**SET PROBLEM:** Without the pictures, give the entries below again exactly as written.

#####

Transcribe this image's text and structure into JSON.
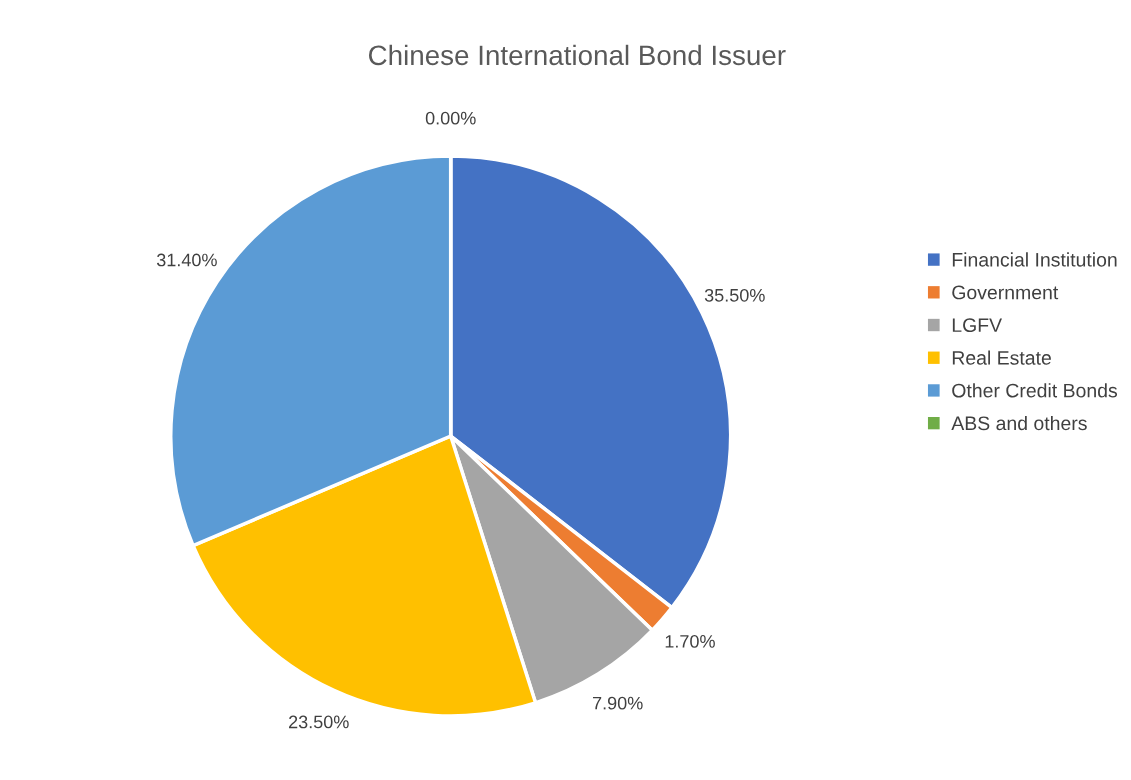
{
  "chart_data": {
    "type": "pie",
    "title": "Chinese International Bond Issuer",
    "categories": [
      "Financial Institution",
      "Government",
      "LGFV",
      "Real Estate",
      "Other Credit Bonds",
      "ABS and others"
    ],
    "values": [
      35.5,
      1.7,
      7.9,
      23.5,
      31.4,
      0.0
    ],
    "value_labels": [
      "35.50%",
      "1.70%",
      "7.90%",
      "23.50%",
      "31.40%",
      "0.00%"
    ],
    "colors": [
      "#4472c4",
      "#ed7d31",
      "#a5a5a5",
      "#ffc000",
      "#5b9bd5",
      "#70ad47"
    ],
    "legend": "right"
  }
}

#####

**TASK OUTPUT:**
Transcribe this image's text and structure into JSON.
{
  "chart_data": {
    "type": "pie",
    "title": "Chinese International Bond Issuer",
    "categories": [
      "Financial Institution",
      "Government",
      "LGFV",
      "Real Estate",
      "Other Credit Bonds",
      "ABS and others"
    ],
    "values": [
      35.5,
      1.7,
      7.9,
      23.5,
      31.4,
      0.0
    ],
    "value_labels": [
      "35.50%",
      "1.70%",
      "7.90%",
      "23.50%",
      "31.40%",
      "0.00%"
    ],
    "colors": [
      "#4472c4",
      "#ed7d31",
      "#a5a5a5",
      "#ffc000",
      "#5b9bd5",
      "#70ad47"
    ],
    "legend": "right"
  }
}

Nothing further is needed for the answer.